Problem description: Output the material exactly, but drop every image it holds.

Input data:

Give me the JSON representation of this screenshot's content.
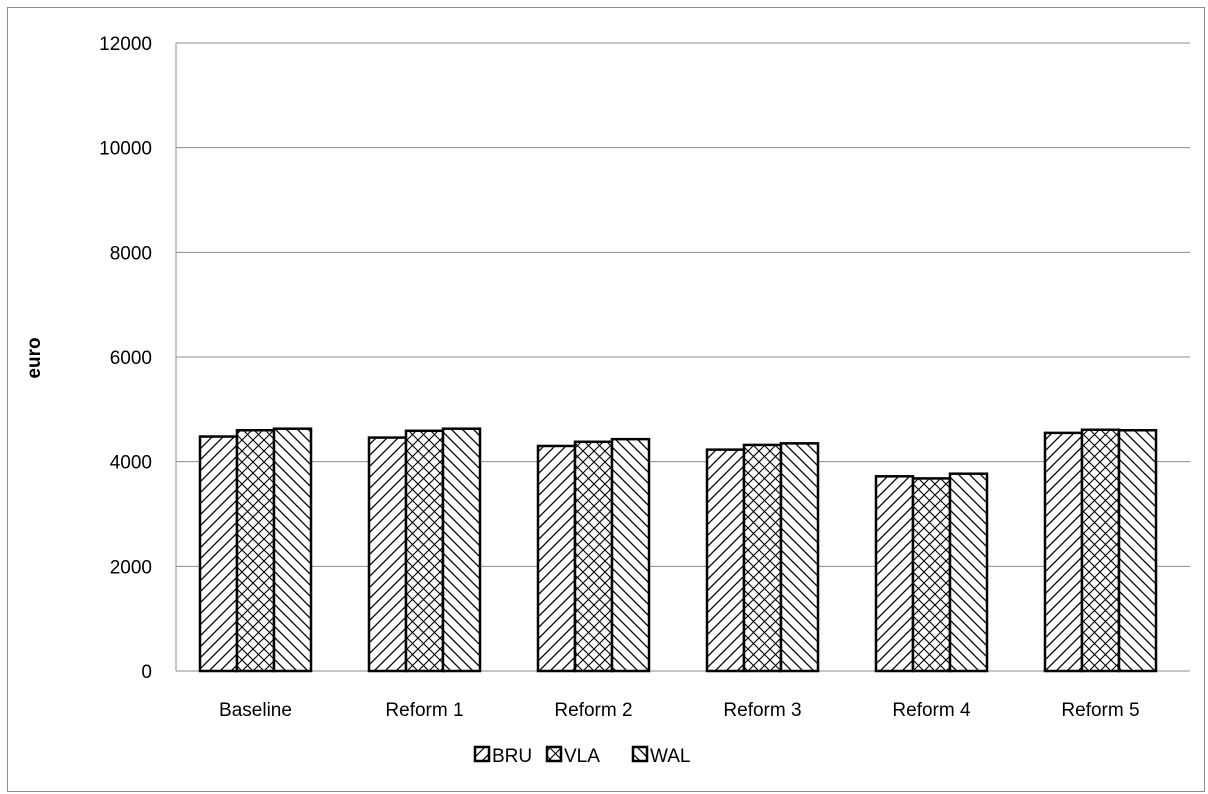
{
  "chart_data": {
    "type": "bar",
    "title": "",
    "xlabel": "",
    "ylabel": "euro",
    "ylim": [
      0,
      12000
    ],
    "yticks": [
      0,
      2000,
      4000,
      6000,
      8000,
      10000,
      12000
    ],
    "grid": true,
    "legend_position": "bottom",
    "categories": [
      "Baseline",
      "Reform 1",
      "Reform 2",
      "Reform 3",
      "Reform 4",
      "Reform 5"
    ],
    "series": [
      {
        "name": "BRU",
        "pattern": "diagonal-forward",
        "color": "#000000",
        "values": [
          4480,
          4460,
          4300,
          4230,
          3720,
          4550
        ]
      },
      {
        "name": "VLA",
        "pattern": "crosshatch",
        "color": "#000000",
        "values": [
          4600,
          4590,
          4380,
          4320,
          3680,
          4610
        ]
      },
      {
        "name": "WAL",
        "pattern": "diagonal-back",
        "color": "#000000",
        "values": [
          4630,
          4630,
          4430,
          4350,
          3770,
          4600
        ]
      }
    ]
  }
}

Correct response:
Give me the JSON representation of this screenshot's content.
{
  "chart_data": {
    "type": "bar",
    "title": "",
    "xlabel": "",
    "ylabel": "euro",
    "ylim": [
      0,
      12000
    ],
    "yticks": [
      0,
      2000,
      4000,
      6000,
      8000,
      10000,
      12000
    ],
    "grid": true,
    "legend_position": "bottom",
    "categories": [
      "Baseline",
      "Reform 1",
      "Reform 2",
      "Reform 3",
      "Reform 4",
      "Reform 5"
    ],
    "series": [
      {
        "name": "BRU",
        "pattern": "diagonal-forward",
        "color": "#000000",
        "values": [
          4480,
          4460,
          4300,
          4230,
          3720,
          4550
        ]
      },
      {
        "name": "VLA",
        "pattern": "crosshatch",
        "color": "#000000",
        "values": [
          4600,
          4590,
          4380,
          4320,
          3680,
          4610
        ]
      },
      {
        "name": "WAL",
        "pattern": "diagonal-back",
        "color": "#000000",
        "values": [
          4630,
          4630,
          4430,
          4350,
          3770,
          4600
        ]
      }
    ]
  }
}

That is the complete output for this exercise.